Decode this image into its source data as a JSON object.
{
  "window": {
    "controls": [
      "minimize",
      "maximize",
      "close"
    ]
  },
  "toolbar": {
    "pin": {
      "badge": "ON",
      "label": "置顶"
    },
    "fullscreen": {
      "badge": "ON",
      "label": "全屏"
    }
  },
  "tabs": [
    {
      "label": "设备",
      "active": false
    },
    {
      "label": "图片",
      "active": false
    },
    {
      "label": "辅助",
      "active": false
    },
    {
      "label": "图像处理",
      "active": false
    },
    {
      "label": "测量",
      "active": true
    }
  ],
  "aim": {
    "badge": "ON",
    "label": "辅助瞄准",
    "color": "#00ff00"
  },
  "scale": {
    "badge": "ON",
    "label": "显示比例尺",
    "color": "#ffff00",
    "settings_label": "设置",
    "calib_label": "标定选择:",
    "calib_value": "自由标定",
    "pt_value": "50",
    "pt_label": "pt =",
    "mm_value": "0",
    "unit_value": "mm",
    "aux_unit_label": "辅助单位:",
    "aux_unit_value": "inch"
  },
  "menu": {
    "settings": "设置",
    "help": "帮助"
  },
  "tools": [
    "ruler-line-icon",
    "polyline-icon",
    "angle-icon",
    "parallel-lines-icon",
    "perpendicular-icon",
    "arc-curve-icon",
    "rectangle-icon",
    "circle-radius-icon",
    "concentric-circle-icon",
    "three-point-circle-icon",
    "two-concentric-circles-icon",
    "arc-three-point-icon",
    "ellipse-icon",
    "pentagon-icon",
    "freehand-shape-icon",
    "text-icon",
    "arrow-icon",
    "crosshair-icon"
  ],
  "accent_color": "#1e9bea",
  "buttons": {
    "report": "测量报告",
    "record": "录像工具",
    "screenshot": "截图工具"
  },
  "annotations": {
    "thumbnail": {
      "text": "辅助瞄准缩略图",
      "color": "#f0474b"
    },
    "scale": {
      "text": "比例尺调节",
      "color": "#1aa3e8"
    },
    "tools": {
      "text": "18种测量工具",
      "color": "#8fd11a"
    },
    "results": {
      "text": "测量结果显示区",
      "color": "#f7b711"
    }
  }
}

STATED EXERCISE
Go through the entries above and copy every line containing "concentric".

RESPONSE
    "concentric-circle-icon",
    "two-concentric-circles-icon",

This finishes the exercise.